--- Begin EXTRACTED RECORDS ---
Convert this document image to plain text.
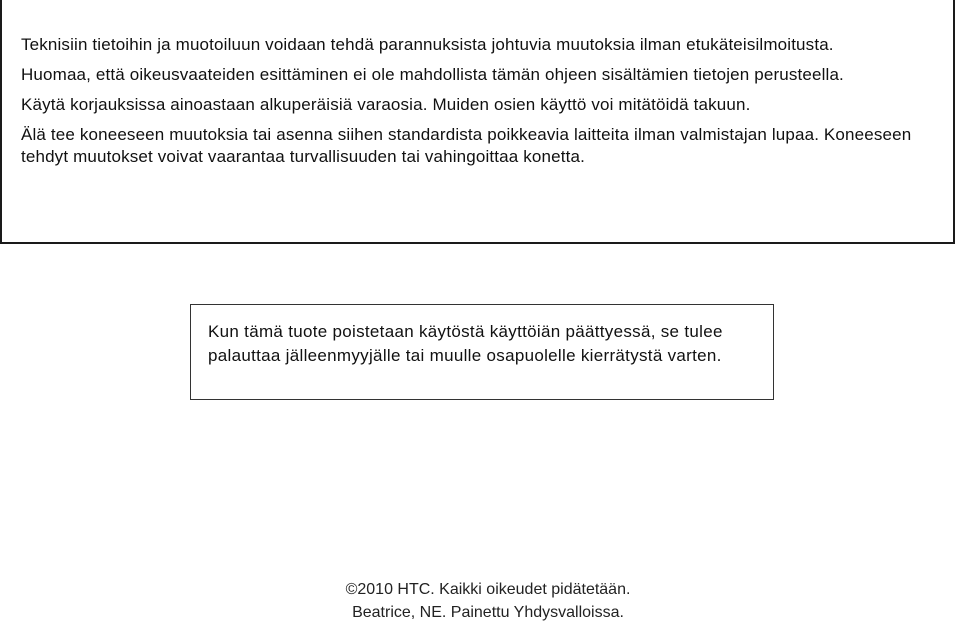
Teknisiin tietoihin ja muotoiluun voidaan tehdä parannuksista johtuvia muutoksia ilman etukäteisilmoitusta.

Huomaa, että oikeusvaateiden esittäminen ei ole mahdollista tämän ohjeen sisältämien tietojen perusteella.

Käytä korjauksissa ainoastaan alkuperäisiä varaosia. Muiden osien käyttö voi mitätöidä takuun.

Älä tee koneeseen muutoksia tai asenna siihen standardista poikkeavia laitteita ilman valmistajan lupaa. Koneeseen tehdyt muutokset voivat vaarantaa turvallisuuden tai vahingoittaa konetta.

Kun tämä tuote poistetaan käytöstä käyttöiän päättyessä, se tulee palauttaa jälleenmyyjälle tai muulle osapuolelle kierrätystä varten.
©2010 HTC. Kaikki oikeudet pidätetään.
Beatrice, NE. Painettu Yhdysvalloissa.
--- End EXTRACTED RECORDS ---
Write out the material above once more, exactly as it reads, with no pictures.

THE REPLY -
Convert this document image to plain text.
Teknisiin tietoihin ja muotoiluun voidaan tehdä parannuksista johtuvia muutoksia ilman etukäteisilmoitusta.

Huomaa, että oikeusvaateiden esittäminen ei ole mahdollista tämän ohjeen sisältämien tietojen perusteella.

Käytä korjauksissa ainoastaan alkuperäisiä varaosia. Muiden osien käyttö voi mitätöidä takuun.

Älä tee koneeseen muutoksia tai asenna siihen standardista poikkeavia laitteita ilman valmistajan lupaa. Koneeseen tehdyt muutokset voivat vaarantaa turvallisuuden tai vahingoittaa konetta.

Kun tämä tuote poistetaan käytöstä käyttöiän päättyessä, se tulee palauttaa jälleenmyyjälle tai muulle osapuolelle kierrätystä varten.
©2010 HTC. Kaikki oikeudet pidätetään.
Beatrice, NE. Painettu Yhdysvalloissa.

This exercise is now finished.